• _Figure contents as structured data_
┌──

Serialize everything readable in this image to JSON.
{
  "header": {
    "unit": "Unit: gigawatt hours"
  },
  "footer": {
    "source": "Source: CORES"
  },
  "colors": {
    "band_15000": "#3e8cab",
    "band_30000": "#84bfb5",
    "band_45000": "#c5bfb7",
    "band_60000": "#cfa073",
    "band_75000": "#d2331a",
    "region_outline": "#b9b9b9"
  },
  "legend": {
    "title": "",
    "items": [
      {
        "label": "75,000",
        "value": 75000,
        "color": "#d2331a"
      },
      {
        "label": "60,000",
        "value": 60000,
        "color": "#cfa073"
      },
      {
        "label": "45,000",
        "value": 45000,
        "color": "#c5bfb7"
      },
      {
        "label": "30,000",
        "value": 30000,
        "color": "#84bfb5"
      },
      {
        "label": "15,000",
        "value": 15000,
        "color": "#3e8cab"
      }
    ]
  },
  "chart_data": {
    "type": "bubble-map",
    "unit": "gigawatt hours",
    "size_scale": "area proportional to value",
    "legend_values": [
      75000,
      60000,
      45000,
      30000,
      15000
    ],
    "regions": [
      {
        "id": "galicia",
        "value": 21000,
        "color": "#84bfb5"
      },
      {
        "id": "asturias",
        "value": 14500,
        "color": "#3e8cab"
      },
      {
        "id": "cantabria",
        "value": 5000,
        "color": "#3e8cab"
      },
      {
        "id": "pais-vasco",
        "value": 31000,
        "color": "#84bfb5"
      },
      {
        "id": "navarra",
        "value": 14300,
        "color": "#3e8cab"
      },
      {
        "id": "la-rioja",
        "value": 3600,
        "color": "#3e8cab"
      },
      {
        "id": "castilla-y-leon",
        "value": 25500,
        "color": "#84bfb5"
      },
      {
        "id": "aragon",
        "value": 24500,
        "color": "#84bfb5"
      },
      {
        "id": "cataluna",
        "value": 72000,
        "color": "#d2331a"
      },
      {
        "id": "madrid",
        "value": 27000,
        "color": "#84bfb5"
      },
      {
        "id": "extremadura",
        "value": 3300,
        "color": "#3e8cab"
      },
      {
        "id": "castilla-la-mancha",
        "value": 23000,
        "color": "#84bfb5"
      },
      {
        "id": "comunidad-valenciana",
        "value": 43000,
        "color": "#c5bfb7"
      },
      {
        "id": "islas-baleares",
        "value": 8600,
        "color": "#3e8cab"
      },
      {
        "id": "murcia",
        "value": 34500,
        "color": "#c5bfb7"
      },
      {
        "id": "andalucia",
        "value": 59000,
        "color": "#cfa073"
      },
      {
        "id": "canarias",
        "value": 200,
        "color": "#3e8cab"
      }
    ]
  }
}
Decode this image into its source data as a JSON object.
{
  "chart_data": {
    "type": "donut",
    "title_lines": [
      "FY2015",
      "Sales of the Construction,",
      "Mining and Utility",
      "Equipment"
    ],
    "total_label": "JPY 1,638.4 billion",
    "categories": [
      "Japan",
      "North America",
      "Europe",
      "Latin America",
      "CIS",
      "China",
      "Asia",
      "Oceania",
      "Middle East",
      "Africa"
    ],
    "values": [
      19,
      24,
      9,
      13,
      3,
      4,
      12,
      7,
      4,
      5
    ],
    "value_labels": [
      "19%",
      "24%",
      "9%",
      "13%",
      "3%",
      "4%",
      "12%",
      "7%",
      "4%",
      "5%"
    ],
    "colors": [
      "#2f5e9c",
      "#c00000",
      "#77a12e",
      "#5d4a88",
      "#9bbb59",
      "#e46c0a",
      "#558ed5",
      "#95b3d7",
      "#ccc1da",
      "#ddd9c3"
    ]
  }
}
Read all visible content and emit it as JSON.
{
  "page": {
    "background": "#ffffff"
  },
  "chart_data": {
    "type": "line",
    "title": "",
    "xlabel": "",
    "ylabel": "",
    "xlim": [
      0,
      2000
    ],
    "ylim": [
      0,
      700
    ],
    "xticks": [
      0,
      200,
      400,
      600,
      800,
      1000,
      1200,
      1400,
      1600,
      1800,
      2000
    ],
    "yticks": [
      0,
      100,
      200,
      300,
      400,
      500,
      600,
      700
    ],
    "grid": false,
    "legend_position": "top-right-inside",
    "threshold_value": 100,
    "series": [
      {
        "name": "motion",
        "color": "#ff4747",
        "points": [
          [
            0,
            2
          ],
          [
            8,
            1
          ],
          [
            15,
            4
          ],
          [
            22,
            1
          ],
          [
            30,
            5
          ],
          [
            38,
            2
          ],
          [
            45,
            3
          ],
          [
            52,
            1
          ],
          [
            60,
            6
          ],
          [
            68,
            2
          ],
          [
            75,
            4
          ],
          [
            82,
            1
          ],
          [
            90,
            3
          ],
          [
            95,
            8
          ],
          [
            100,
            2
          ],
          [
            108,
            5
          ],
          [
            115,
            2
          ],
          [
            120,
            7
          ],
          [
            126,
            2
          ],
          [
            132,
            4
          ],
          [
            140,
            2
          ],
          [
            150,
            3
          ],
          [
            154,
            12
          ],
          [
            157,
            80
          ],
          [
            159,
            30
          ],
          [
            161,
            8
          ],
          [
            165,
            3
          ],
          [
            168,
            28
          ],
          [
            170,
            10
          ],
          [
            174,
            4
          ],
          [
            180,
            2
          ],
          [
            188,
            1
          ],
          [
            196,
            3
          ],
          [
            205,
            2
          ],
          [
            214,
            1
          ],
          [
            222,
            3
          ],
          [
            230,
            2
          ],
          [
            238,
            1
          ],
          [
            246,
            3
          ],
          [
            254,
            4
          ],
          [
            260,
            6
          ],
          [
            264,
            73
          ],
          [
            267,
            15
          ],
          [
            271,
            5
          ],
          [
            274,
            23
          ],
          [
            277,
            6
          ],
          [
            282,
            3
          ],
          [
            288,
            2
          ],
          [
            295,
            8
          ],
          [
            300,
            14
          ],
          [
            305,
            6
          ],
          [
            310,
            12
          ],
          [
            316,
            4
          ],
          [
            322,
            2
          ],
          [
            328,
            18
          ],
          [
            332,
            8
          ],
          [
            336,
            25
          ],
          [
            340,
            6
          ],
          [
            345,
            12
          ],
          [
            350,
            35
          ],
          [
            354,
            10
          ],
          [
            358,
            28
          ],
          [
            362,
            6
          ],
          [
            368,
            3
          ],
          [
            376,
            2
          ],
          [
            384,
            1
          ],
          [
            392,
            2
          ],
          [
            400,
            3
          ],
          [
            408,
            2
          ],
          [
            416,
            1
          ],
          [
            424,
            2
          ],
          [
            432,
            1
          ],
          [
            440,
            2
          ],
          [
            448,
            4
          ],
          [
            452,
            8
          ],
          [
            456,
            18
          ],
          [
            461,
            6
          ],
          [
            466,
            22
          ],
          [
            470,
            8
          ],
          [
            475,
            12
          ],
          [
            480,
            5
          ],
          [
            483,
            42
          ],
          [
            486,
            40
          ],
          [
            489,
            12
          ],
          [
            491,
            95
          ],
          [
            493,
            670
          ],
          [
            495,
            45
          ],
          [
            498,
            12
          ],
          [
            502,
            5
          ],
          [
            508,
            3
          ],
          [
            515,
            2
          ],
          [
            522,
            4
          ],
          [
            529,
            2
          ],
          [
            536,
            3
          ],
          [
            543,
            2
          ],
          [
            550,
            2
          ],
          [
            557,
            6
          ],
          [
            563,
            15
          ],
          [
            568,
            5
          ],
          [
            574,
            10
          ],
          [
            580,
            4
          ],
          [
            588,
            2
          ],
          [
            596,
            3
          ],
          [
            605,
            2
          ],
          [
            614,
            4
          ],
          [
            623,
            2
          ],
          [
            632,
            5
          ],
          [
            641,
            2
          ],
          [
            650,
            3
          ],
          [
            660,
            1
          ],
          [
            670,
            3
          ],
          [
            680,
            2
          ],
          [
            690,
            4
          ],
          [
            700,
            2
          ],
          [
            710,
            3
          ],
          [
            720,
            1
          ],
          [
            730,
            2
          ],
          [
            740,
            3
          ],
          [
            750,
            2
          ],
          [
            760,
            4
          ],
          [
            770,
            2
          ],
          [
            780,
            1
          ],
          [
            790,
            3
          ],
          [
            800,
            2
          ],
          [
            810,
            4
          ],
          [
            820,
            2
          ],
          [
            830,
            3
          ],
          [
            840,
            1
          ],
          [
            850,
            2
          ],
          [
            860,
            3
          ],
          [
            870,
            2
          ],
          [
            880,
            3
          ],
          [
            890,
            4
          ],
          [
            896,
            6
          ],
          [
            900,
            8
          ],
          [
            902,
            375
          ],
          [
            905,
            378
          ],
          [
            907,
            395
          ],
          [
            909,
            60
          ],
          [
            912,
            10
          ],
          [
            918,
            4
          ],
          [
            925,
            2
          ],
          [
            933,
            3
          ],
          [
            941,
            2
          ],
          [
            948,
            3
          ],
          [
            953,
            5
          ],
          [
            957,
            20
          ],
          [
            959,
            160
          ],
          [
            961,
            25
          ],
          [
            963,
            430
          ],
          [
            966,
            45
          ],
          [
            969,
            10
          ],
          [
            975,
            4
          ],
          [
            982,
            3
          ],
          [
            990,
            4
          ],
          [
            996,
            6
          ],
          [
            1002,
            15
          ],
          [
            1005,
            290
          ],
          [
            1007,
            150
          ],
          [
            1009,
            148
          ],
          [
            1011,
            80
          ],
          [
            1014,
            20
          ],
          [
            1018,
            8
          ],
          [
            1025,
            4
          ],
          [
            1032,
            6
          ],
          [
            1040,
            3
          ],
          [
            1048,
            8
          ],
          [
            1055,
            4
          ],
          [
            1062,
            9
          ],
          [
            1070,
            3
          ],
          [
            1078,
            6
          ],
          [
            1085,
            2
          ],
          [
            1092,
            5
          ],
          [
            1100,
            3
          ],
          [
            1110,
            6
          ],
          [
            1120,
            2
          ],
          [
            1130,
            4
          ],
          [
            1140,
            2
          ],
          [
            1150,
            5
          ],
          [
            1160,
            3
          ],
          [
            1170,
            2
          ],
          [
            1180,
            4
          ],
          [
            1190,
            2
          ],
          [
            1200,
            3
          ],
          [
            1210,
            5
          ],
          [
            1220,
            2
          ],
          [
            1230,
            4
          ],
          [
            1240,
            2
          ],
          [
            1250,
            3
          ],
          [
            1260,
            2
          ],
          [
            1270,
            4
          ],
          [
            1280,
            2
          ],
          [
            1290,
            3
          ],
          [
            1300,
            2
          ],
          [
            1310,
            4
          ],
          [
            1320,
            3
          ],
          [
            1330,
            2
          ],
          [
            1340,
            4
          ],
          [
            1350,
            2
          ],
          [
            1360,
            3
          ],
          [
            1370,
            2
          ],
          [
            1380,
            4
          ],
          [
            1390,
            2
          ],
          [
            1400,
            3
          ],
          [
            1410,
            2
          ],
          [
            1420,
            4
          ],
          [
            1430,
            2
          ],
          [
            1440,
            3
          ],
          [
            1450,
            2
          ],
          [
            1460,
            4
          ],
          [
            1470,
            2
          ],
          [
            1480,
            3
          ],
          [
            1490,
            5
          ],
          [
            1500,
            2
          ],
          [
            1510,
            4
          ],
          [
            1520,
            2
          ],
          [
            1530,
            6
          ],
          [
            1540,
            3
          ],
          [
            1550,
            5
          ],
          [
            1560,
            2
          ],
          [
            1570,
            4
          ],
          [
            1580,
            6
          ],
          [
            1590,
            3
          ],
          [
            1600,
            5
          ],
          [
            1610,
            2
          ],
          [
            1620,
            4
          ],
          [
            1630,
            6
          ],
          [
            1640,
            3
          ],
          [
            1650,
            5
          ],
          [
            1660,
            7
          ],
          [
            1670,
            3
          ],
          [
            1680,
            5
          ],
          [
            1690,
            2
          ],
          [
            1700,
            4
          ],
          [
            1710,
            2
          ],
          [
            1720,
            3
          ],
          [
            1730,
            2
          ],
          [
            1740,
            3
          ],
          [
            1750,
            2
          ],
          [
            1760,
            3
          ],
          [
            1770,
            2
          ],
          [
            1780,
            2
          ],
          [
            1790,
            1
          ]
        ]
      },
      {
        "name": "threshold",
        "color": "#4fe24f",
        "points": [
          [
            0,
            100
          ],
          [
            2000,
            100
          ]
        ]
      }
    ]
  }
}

└──

• _Problem description_
Isolate the lines above that contain the word "gigawatt" and copy them.

• _Solved exercise_
    "unit": "Unit: gigawatt hours"
    "unit": "gigawatt hours",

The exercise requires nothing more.